WHAT THE EXERCISE ASKS: Repeat each record exactly as written, and drop any images.

Stored data:
•••••
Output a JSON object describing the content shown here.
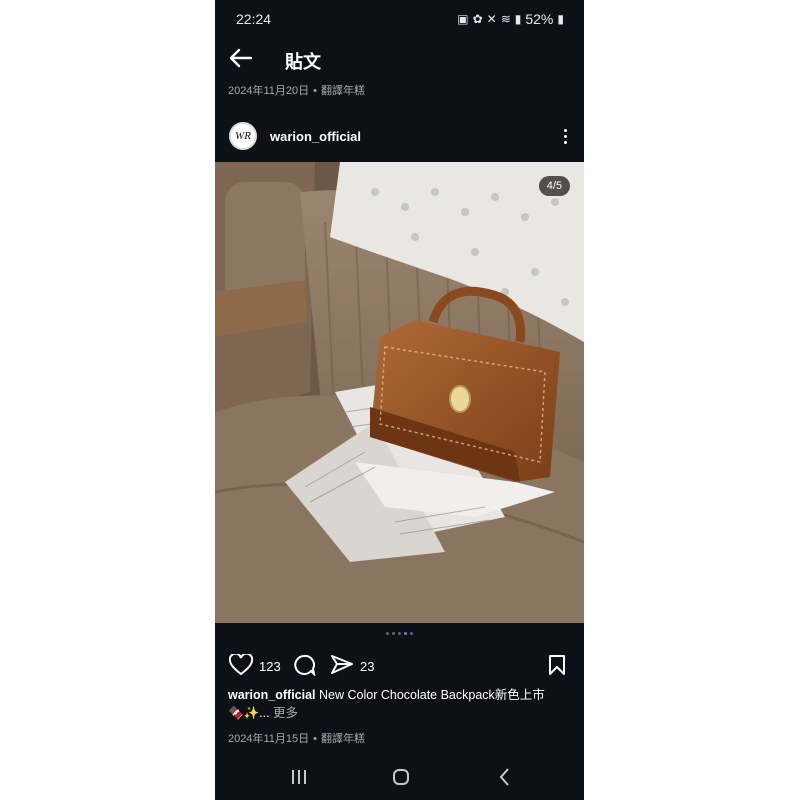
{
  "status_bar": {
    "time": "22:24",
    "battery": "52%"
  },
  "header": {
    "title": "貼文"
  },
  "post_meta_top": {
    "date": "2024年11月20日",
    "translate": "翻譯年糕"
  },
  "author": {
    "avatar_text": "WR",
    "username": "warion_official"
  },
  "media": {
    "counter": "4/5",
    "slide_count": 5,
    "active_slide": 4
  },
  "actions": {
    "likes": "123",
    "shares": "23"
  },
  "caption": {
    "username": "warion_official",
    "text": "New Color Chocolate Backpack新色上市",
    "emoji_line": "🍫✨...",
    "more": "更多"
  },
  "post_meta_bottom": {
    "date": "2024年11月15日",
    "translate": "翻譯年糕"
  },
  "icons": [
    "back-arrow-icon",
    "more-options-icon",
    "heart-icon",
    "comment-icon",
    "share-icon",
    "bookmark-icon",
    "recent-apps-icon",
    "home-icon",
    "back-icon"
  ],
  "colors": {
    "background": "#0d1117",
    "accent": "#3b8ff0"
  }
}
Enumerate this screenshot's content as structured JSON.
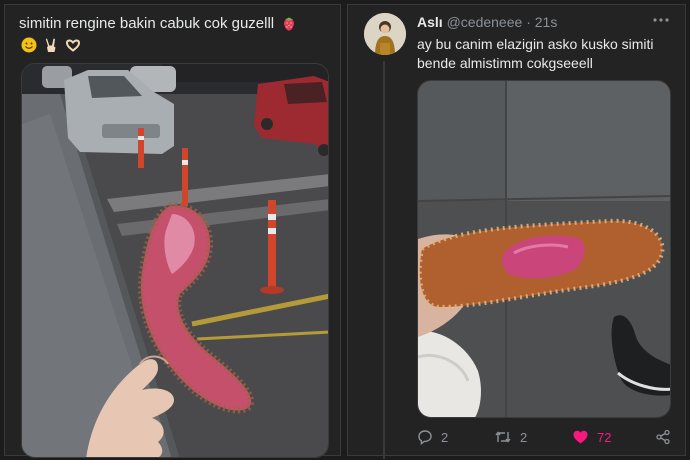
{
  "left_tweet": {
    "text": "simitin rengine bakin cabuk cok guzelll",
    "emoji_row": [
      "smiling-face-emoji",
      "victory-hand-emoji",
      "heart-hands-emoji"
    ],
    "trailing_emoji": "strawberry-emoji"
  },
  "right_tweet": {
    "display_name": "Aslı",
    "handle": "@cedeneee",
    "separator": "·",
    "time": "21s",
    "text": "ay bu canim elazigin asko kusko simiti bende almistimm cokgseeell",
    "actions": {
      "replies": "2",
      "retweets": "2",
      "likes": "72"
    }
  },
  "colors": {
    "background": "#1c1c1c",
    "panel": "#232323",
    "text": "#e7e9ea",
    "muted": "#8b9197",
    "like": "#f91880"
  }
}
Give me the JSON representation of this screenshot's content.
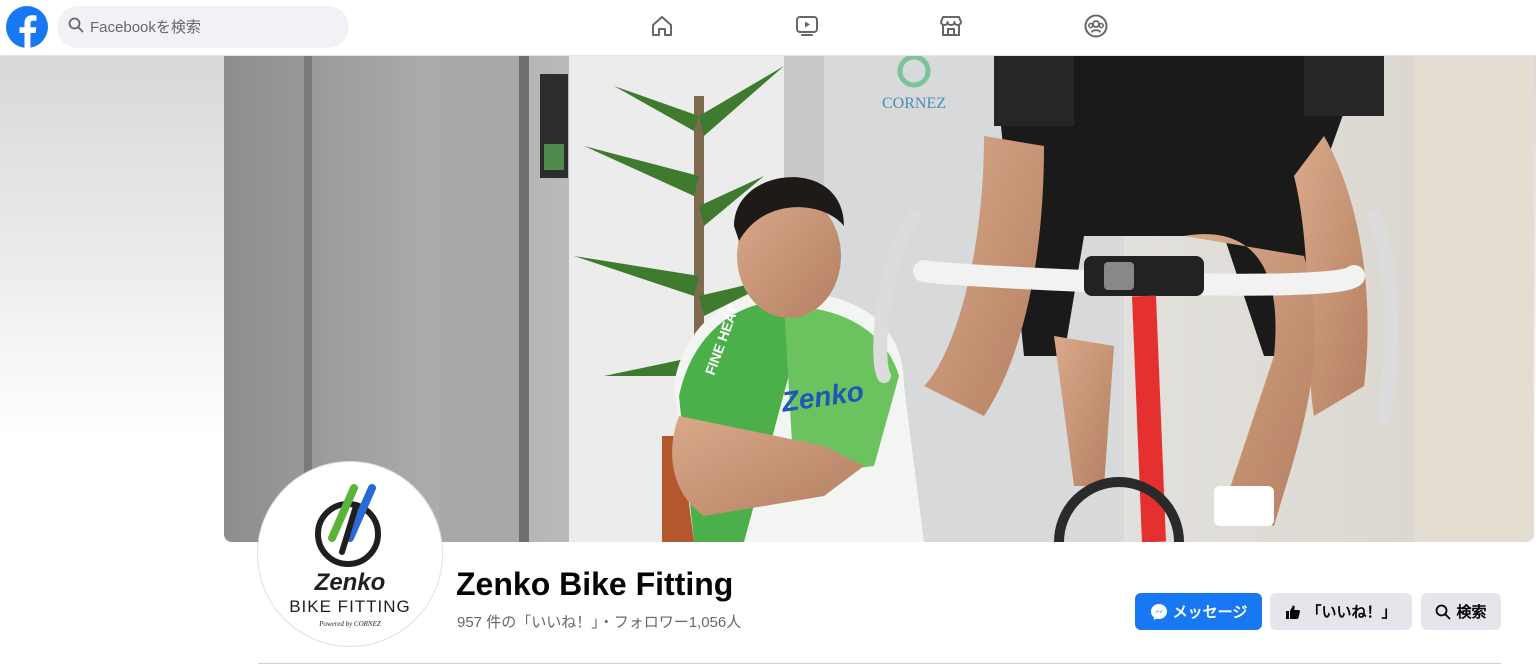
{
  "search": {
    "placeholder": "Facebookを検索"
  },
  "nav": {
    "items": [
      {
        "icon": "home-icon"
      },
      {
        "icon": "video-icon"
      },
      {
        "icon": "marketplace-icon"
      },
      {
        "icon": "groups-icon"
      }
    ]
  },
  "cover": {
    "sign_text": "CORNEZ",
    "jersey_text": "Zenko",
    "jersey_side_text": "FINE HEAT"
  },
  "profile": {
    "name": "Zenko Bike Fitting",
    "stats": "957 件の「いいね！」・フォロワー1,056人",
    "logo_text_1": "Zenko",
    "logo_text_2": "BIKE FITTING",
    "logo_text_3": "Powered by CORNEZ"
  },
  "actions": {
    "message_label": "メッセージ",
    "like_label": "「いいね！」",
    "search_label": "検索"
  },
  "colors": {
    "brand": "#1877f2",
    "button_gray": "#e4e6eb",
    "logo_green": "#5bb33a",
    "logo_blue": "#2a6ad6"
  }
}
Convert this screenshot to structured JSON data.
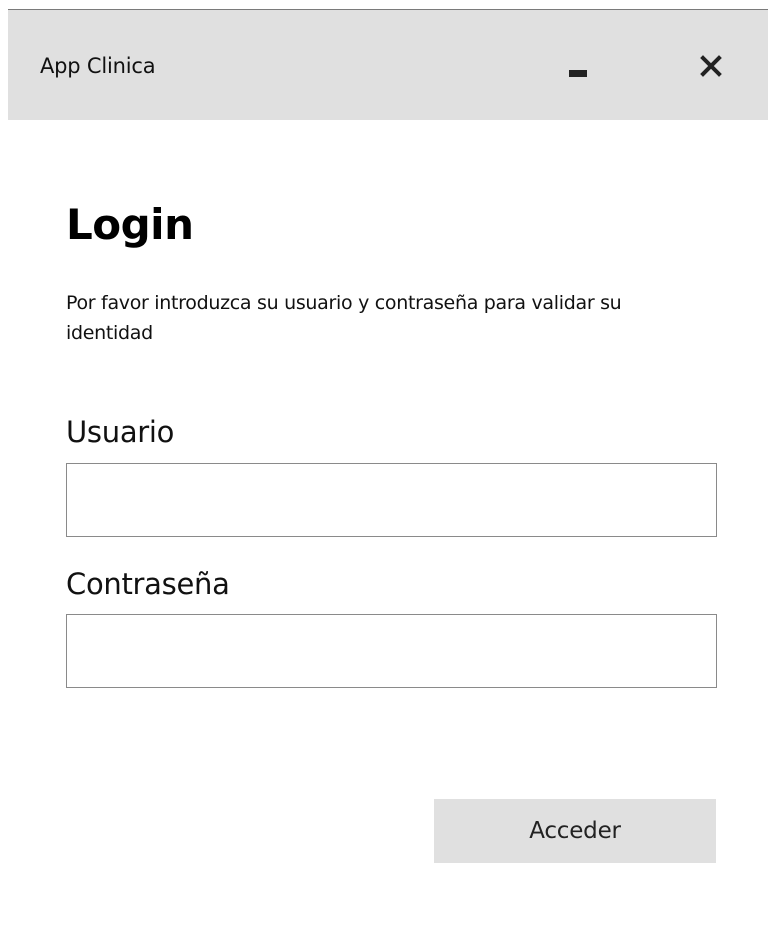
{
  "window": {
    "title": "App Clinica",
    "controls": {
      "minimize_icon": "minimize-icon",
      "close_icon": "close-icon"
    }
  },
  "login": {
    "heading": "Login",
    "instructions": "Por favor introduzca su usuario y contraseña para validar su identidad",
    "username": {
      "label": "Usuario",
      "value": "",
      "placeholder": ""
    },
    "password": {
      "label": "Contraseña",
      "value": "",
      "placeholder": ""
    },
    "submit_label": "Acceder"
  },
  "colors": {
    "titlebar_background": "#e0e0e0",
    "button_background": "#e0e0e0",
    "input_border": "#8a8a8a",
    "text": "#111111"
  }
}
•••••
EXERCISE OUTPUT:
Output a JSON object describing the content shown here.
{
  "status_bar": {
    "time": "22:24",
    "battery": "52%"
  },
  "header": {
    "title": "貼文"
  },
  "post_meta_top": {
    "date": "2024年11月20日",
    "translate": "翻譯年糕"
  },
  "author": {
    "avatar_text": "WR",
    "username": "warion_official"
  },
  "media": {
    "counter": "4/5",
    "slide_count": 5,
    "active_slide": 4
  },
  "actions": {
    "likes": "123",
    "shares": "23"
  },
  "caption": {
    "username": "warion_official",
    "text": "New Color Chocolate Backpack新色上市",
    "emoji_line": "🍫✨...",
    "more": "更多"
  },
  "post_meta_bottom": {
    "date": "2024年11月15日",
    "translate": "翻譯年糕"
  },
  "icons": [
    "back-arrow-icon",
    "more-options-icon",
    "heart-icon",
    "comment-icon",
    "share-icon",
    "bookmark-icon",
    "recent-apps-icon",
    "home-icon",
    "back-icon"
  ],
  "colors": {
    "background": "#0d1117",
    "accent": "#3b8ff0"
  }
}
Enumerate this screenshot's content as structured JSON.
{
  "left_tweet": {
    "text": "simitin rengine bakin cabuk cok guzelll",
    "emoji_row": [
      "smiling-face-emoji",
      "victory-hand-emoji",
      "heart-hands-emoji"
    ],
    "trailing_emoji": "strawberry-emoji"
  },
  "right_tweet": {
    "display_name": "Aslı",
    "handle": "@cedeneee",
    "separator": "·",
    "time": "21s",
    "text": "ay bu canim elazigin asko kusko simiti bende almistimm cokgseeell",
    "actions": {
      "replies": "2",
      "retweets": "2",
      "likes": "72"
    }
  },
  "colors": {
    "background": "#1c1c1c",
    "panel": "#232323",
    "text": "#e7e9ea",
    "muted": "#8b9197",
    "like": "#f91880"
  }
}
Give me the JSON representation of this screenshot's content.
{
  "search": {
    "placeholder": "Facebookを検索"
  },
  "nav": {
    "items": [
      {
        "icon": "home-icon"
      },
      {
        "icon": "video-icon"
      },
      {
        "icon": "marketplace-icon"
      },
      {
        "icon": "groups-icon"
      }
    ]
  },
  "cover": {
    "sign_text": "CORNEZ",
    "jersey_text": "Zenko",
    "jersey_side_text": "FINE HEAT"
  },
  "profile": {
    "name": "Zenko Bike Fitting",
    "stats": "957 件の「いいね！」・フォロワー1,056人",
    "logo_text_1": "Zenko",
    "logo_text_2": "BIKE FITTING",
    "logo_text_3": "Powered by CORNEZ"
  },
  "actions": {
    "message_label": "メッセージ",
    "like_label": "「いいね！」",
    "search_label": "検索"
  },
  "colors": {
    "brand": "#1877f2",
    "button_gray": "#e4e6eb",
    "logo_green": "#5bb33a",
    "logo_blue": "#2a6ad6"
  }
}
Convert this screenshot to structured JSON data.
{
  "window": {
    "title": "App Clinica",
    "controls": {
      "minimize_icon": "minimize-icon",
      "close_icon": "close-icon"
    }
  },
  "login": {
    "heading": "Login",
    "instructions": "Por favor introduzca su usuario y contraseña para validar su identidad",
    "username": {
      "label": "Usuario",
      "value": "",
      "placeholder": ""
    },
    "password": {
      "label": "Contraseña",
      "value": "",
      "placeholder": ""
    },
    "submit_label": "Acceder"
  },
  "colors": {
    "titlebar_background": "#e0e0e0",
    "button_background": "#e0e0e0",
    "input_border": "#8a8a8a",
    "text": "#111111"
  }
}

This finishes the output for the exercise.